• _What is asked_
Locate the word "dissimilar" in the entries below, then gather every line that holds it.

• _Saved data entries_
++++++++++++++++++++

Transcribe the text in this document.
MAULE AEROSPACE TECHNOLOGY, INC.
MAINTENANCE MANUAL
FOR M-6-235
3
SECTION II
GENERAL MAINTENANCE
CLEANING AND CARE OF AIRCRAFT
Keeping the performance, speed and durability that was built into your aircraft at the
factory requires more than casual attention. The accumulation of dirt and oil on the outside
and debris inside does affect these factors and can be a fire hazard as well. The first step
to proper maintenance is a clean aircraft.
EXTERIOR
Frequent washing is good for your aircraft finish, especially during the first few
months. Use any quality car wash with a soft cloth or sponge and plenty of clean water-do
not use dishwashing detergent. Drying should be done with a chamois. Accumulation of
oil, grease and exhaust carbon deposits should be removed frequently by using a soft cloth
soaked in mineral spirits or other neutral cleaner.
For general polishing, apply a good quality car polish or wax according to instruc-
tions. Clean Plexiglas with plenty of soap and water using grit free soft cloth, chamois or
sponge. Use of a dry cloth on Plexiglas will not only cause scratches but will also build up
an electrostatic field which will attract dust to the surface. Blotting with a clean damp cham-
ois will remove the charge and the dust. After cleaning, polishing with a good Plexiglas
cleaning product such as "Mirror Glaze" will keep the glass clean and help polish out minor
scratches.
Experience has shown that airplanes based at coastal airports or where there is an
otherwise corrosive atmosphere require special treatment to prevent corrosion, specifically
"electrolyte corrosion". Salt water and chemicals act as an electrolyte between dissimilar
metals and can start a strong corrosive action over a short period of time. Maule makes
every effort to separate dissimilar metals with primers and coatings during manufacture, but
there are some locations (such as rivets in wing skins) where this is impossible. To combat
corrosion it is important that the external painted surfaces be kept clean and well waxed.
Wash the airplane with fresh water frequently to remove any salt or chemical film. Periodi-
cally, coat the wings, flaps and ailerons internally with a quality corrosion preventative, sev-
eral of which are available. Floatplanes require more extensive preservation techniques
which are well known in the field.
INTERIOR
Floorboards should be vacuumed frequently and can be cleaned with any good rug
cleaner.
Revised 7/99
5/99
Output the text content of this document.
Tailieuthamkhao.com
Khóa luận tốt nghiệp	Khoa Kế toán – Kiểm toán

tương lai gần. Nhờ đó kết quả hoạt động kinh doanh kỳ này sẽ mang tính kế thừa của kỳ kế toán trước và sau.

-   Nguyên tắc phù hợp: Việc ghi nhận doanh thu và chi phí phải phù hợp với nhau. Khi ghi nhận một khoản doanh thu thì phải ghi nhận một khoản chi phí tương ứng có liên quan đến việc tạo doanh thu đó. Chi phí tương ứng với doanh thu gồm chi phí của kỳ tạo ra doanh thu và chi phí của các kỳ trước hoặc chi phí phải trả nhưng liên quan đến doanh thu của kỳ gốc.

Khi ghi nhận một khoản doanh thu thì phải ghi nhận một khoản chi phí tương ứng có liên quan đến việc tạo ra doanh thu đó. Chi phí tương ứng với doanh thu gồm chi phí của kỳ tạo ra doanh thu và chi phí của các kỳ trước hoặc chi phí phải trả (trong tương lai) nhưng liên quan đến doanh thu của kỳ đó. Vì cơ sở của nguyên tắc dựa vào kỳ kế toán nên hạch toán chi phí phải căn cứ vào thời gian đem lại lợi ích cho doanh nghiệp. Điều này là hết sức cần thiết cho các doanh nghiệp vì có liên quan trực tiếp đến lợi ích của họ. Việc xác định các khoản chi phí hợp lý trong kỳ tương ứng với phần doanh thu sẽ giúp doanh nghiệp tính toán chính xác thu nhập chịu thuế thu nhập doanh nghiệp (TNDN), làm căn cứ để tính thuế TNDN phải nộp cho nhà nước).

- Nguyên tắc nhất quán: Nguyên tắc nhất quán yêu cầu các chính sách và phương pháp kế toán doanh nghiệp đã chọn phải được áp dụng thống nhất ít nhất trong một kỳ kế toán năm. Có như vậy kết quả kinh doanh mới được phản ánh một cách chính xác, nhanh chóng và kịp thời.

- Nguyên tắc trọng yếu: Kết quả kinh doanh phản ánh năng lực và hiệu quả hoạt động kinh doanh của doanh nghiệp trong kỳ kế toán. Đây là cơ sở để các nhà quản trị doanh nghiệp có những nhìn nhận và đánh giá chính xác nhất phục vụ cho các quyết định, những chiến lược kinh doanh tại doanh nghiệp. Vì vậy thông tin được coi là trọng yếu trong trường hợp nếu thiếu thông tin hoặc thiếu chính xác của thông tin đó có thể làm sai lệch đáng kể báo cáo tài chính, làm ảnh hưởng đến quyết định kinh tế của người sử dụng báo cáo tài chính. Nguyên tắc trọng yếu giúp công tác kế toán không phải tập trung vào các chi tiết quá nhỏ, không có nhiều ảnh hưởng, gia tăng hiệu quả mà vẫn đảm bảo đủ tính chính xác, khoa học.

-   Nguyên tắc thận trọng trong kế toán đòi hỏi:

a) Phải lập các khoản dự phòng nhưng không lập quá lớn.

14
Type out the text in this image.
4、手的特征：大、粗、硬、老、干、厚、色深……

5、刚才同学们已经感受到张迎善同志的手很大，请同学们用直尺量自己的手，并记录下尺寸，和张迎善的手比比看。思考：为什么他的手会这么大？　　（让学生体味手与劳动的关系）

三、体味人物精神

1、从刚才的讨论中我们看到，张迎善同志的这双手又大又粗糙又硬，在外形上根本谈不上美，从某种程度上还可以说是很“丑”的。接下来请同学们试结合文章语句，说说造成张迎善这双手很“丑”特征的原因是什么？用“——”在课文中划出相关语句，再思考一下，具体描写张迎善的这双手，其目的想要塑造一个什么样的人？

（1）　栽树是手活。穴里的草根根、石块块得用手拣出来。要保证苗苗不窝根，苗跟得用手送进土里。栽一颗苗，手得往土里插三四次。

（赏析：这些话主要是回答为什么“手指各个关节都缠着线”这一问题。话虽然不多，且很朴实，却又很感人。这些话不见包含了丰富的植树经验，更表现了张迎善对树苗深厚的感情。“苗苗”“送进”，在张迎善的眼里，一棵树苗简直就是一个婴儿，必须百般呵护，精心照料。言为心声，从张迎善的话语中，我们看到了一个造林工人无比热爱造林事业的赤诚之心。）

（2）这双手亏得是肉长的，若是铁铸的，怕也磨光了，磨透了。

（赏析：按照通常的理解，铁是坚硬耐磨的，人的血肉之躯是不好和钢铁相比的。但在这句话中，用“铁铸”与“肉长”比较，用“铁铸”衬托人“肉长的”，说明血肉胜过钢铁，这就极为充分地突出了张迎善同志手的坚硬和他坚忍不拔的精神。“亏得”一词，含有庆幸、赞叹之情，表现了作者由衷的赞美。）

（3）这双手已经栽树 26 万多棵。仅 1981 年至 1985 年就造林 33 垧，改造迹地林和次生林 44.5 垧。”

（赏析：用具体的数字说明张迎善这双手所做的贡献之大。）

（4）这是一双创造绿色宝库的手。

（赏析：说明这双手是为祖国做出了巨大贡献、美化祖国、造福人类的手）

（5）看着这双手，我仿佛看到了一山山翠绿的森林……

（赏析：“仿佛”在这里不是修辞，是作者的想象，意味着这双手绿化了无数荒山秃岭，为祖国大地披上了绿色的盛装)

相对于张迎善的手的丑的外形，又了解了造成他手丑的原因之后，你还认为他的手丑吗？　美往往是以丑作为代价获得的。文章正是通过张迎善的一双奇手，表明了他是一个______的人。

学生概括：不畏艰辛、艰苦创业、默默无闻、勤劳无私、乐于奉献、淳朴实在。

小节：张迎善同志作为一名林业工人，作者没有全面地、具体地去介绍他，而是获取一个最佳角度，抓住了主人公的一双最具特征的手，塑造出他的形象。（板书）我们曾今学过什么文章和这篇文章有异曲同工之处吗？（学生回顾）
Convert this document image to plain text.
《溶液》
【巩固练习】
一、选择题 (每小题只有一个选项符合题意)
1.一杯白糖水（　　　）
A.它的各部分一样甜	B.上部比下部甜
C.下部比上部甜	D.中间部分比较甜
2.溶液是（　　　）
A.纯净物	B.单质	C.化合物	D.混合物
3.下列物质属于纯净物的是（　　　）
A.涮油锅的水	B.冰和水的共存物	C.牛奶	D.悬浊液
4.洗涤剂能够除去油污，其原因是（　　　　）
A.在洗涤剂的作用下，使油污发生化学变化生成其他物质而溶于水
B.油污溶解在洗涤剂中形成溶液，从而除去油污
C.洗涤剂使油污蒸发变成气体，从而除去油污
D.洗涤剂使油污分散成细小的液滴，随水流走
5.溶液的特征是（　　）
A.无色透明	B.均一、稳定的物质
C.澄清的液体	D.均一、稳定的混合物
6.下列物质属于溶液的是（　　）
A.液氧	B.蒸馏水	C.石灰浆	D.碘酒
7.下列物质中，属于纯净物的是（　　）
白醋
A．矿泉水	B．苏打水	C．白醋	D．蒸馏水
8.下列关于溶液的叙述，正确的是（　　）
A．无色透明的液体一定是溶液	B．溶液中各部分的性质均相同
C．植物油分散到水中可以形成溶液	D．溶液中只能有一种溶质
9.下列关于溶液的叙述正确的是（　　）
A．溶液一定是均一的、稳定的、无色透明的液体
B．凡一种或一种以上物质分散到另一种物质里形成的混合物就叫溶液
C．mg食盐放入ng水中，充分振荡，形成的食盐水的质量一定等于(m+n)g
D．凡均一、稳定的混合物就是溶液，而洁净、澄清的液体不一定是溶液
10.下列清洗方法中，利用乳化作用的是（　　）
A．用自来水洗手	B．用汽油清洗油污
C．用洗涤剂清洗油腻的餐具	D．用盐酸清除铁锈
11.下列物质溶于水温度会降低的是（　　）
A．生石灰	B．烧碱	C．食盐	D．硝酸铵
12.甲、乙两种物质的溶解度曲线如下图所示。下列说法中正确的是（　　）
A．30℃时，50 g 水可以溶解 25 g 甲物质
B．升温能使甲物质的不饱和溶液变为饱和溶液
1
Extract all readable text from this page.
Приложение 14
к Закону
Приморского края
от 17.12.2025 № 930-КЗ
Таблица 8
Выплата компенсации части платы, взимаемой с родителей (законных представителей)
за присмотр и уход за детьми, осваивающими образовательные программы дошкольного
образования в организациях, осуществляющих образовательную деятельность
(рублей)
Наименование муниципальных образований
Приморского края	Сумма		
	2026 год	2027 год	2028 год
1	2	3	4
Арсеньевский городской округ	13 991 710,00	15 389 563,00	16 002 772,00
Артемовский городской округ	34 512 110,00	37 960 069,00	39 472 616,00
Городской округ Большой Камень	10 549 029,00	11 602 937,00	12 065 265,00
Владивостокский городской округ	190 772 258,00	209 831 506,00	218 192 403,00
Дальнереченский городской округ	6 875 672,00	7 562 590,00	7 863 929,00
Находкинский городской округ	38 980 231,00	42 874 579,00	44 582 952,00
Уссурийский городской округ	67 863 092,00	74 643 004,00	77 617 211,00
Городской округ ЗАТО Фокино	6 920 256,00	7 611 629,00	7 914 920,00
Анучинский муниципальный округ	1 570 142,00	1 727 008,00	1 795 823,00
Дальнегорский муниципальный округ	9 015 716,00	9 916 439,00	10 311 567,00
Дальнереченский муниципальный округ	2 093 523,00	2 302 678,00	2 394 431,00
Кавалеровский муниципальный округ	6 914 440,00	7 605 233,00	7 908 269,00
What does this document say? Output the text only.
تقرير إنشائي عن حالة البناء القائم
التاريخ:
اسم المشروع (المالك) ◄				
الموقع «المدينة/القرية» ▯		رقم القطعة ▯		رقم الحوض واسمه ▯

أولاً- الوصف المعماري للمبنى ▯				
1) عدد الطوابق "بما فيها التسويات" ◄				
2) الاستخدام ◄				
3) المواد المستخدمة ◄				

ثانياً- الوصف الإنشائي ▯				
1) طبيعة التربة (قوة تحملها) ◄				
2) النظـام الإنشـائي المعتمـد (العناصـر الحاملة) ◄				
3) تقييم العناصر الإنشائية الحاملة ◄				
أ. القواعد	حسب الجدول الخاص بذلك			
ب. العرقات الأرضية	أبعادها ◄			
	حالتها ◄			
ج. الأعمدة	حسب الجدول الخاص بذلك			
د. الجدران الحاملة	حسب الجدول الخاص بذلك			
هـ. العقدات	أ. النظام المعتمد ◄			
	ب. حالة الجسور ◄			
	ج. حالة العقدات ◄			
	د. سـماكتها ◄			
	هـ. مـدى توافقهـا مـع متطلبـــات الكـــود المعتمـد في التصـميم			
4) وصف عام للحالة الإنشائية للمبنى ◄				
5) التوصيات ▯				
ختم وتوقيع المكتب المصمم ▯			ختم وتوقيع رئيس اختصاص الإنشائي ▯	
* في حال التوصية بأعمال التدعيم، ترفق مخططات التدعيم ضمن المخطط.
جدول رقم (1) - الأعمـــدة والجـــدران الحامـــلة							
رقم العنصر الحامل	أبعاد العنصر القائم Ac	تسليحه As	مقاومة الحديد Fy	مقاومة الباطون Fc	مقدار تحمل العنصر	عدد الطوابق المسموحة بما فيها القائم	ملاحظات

++++++++++++++++++++

• _Exercise result_
"electrolyte corrosion". Salt water and chemicals act as an electrolyte between dissimilar
every effort to separate dissimilar metals with primers and coatings during manufacture, but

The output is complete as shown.